*What you should do:* Scan the entries below. List each line with "this".

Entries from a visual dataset
◇ ◇ ◇ ◇ ◇

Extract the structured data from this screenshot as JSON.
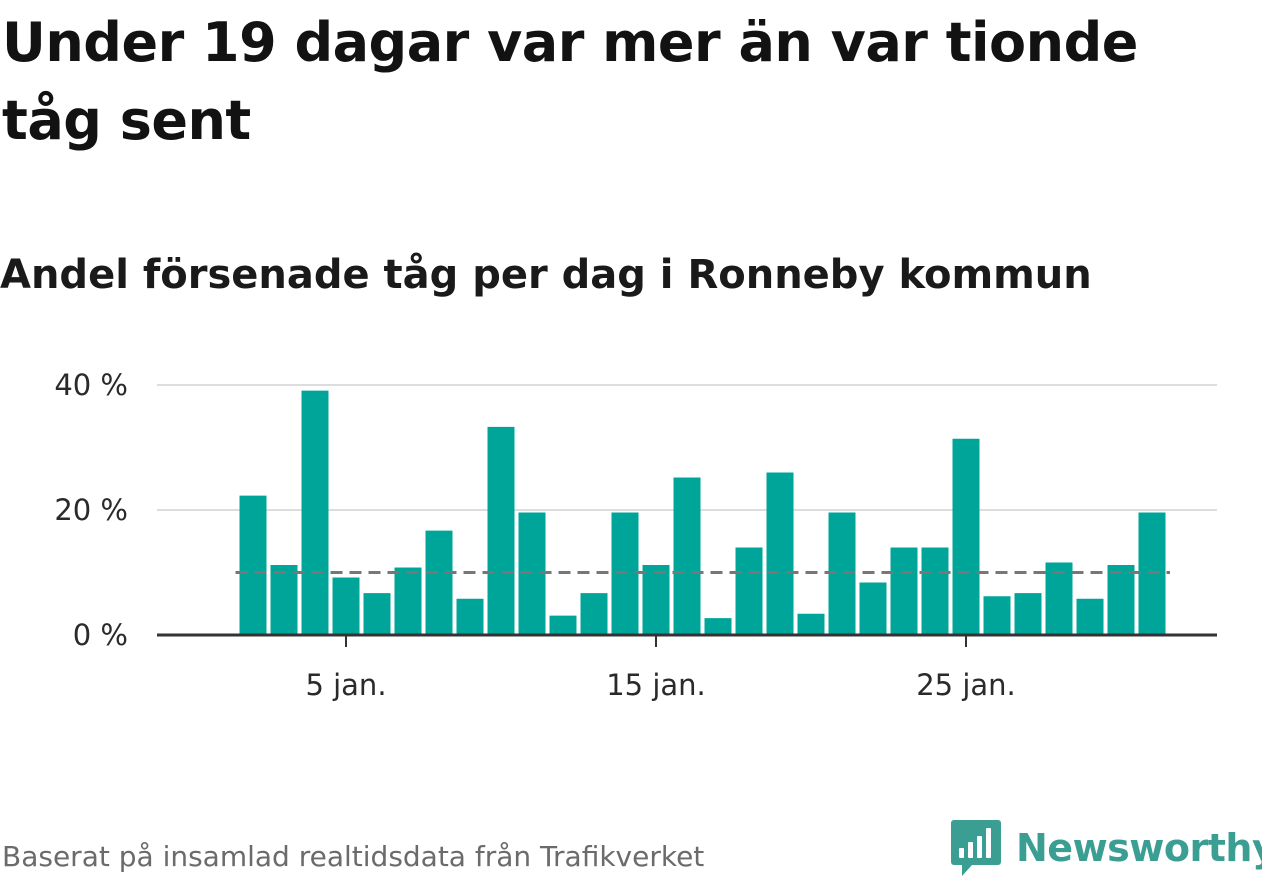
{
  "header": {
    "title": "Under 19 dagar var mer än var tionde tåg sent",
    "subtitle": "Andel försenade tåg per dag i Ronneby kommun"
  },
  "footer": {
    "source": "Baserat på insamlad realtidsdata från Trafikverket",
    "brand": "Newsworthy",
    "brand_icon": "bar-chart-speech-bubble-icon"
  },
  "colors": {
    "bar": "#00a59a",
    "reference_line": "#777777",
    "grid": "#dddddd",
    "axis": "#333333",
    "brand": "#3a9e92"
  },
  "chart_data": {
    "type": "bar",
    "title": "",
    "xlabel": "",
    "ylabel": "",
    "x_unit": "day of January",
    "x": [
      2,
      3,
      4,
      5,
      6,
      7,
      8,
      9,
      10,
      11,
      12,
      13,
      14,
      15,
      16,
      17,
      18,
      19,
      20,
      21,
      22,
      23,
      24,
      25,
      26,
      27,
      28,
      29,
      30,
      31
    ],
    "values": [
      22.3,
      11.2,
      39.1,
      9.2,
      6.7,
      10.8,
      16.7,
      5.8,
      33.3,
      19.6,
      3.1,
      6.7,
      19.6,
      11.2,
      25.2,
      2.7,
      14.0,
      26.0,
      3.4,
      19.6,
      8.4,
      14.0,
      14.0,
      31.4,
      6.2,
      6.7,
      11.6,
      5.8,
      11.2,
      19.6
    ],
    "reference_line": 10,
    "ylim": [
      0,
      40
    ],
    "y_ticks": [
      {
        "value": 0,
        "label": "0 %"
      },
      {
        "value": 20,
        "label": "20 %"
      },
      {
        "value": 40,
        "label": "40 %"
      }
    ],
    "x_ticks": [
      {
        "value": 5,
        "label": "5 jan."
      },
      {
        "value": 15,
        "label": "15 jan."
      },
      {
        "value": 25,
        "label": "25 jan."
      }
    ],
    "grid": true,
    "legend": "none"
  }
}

◇ ◇ ◇ ◇ ◇

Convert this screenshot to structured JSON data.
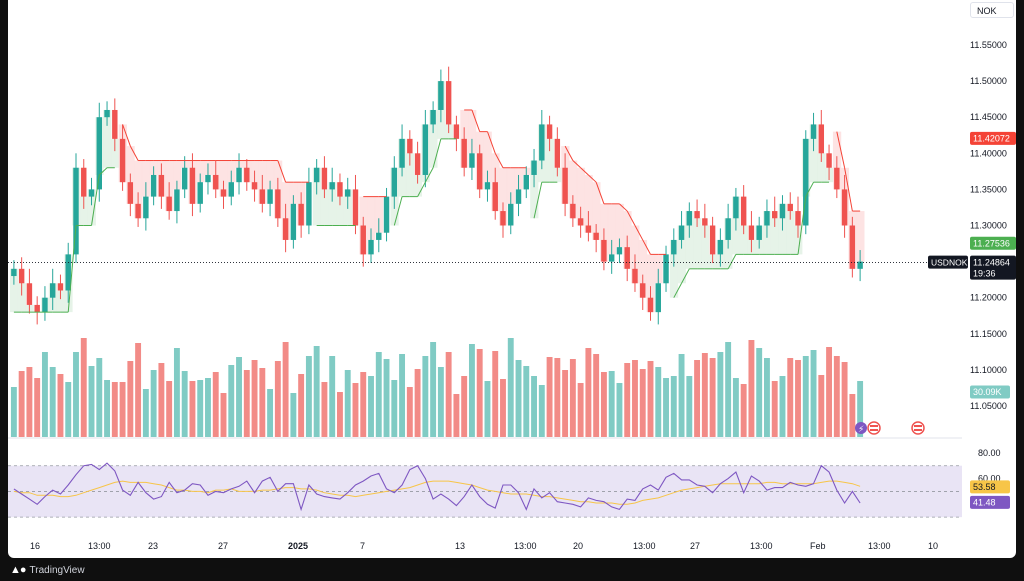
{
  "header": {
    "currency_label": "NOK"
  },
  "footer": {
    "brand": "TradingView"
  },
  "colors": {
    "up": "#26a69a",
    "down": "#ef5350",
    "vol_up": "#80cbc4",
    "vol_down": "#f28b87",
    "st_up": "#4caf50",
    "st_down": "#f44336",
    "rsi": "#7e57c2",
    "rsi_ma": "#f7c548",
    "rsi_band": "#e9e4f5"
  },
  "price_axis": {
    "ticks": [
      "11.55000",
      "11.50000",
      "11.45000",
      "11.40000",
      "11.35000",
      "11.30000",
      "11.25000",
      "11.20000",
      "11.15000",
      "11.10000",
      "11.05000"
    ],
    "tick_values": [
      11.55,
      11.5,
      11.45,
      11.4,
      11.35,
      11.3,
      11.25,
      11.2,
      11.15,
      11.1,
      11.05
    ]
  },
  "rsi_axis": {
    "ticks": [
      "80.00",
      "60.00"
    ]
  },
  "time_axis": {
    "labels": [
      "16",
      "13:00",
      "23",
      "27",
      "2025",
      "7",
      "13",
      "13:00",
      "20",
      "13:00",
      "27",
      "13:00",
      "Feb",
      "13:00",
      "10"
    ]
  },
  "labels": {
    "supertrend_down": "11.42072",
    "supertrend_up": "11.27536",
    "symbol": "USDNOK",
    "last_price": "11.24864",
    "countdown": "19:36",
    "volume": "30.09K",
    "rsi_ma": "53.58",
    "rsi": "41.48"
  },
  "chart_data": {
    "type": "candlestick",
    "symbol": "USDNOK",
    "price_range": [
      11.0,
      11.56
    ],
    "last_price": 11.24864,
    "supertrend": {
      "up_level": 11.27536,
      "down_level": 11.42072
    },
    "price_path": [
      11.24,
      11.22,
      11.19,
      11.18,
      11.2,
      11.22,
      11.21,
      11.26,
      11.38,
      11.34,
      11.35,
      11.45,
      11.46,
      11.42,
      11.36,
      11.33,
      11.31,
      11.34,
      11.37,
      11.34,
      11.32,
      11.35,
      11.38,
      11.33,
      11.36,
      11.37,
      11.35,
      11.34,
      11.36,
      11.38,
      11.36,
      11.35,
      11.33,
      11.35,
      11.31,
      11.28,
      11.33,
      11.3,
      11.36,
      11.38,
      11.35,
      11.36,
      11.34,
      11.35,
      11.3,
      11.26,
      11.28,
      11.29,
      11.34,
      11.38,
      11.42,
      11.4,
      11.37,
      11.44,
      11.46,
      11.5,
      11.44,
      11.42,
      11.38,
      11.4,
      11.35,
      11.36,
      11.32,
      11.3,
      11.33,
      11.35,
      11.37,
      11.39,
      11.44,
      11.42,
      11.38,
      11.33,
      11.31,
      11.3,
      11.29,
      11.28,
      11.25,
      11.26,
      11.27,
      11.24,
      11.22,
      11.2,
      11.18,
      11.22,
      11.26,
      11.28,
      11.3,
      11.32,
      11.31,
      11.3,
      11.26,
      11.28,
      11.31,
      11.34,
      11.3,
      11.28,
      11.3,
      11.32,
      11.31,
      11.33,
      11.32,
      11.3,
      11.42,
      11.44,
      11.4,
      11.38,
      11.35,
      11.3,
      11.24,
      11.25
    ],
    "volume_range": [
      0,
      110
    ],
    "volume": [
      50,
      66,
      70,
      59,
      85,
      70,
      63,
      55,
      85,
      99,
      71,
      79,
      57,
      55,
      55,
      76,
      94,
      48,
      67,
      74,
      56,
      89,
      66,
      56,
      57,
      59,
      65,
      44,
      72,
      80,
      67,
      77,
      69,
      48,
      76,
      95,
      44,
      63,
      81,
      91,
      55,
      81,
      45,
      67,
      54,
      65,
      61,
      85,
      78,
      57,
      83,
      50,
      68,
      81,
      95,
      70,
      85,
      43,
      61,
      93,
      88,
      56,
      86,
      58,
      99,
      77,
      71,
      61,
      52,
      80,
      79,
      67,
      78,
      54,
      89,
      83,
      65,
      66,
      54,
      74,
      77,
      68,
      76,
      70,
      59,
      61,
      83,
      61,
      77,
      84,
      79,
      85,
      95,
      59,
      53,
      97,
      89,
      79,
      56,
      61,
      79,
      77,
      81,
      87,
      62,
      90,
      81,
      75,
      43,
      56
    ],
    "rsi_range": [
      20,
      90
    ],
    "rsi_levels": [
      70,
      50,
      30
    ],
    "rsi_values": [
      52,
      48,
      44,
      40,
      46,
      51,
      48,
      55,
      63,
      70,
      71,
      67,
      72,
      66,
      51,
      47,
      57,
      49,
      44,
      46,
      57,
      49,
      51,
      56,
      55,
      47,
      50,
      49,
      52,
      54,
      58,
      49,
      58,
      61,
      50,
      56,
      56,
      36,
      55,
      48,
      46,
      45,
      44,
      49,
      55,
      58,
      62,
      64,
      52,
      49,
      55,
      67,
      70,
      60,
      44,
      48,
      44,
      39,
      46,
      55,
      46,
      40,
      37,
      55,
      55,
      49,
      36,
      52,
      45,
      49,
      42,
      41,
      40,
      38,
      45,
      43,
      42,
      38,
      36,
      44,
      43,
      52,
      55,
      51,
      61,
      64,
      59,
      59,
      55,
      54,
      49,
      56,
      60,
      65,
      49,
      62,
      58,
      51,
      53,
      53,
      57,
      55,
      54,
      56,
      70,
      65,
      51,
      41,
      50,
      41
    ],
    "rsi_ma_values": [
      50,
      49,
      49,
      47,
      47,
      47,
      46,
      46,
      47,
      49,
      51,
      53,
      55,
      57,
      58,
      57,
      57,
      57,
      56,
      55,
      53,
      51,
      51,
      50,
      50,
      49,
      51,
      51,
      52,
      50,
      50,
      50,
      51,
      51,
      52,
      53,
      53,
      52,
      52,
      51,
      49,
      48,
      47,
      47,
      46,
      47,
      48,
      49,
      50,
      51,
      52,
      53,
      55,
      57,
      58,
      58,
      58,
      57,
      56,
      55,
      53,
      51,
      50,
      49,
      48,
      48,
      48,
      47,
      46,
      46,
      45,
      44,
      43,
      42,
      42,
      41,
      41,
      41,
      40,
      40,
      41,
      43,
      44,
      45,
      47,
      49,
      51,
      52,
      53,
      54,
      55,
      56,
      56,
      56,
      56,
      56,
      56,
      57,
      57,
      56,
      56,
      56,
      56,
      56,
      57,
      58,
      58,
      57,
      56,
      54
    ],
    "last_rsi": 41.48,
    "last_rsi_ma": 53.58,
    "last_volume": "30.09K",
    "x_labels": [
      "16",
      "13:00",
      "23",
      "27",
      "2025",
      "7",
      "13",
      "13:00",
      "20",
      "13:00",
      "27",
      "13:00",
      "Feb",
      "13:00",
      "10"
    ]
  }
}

◇ ◇ ◇ ◇ ◇

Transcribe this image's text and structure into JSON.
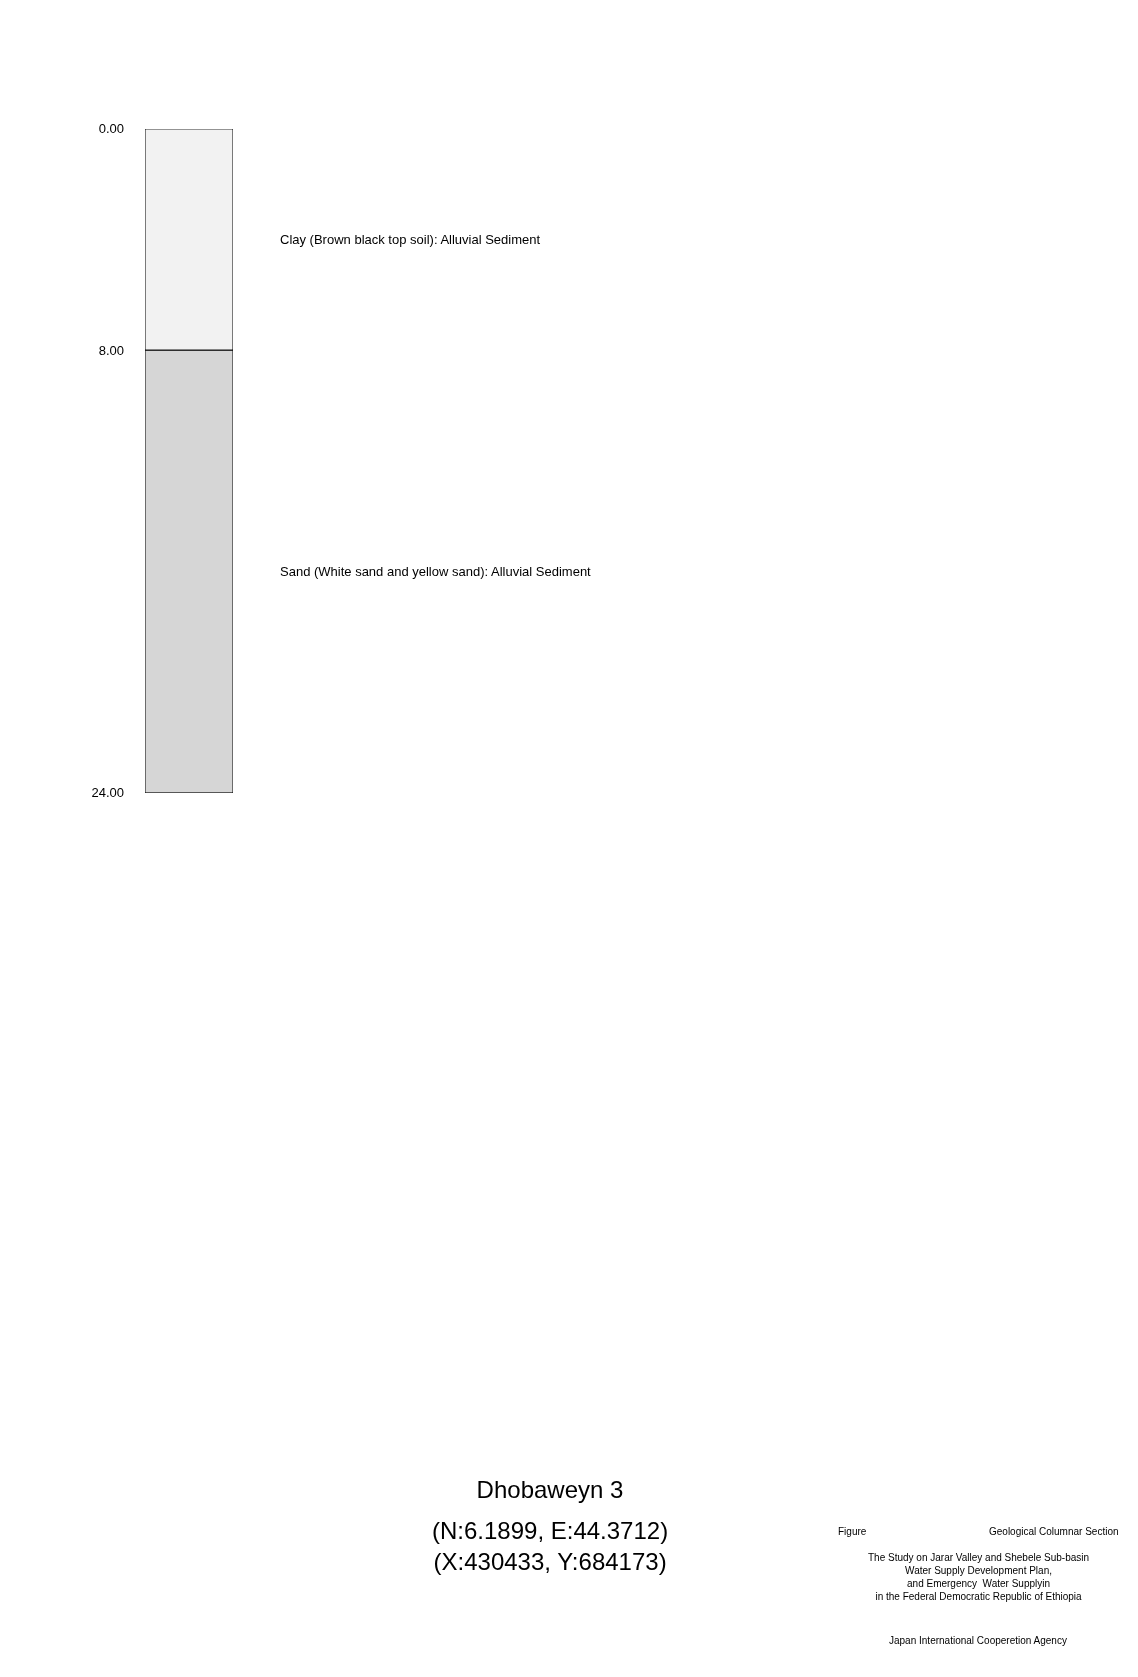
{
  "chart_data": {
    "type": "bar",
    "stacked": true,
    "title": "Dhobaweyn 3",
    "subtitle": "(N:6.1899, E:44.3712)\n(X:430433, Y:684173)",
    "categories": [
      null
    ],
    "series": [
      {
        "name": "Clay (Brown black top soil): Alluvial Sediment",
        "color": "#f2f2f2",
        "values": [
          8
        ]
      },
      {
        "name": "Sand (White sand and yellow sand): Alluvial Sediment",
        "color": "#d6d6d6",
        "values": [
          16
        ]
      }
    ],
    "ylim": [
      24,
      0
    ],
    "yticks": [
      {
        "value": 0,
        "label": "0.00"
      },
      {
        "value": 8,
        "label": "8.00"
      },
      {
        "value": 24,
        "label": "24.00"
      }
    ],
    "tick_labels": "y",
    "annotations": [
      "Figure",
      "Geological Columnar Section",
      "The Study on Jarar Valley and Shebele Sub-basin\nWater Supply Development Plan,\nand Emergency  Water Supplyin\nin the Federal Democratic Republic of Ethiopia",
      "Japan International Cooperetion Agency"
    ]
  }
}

◇ ◇ ◇ ◇ ◇

*Answer to the task:*
Extract the structured data from this screenshot as JSON.
Convert this screenshot to structured JSON data.
Transcribe this image's text and structure into JSON.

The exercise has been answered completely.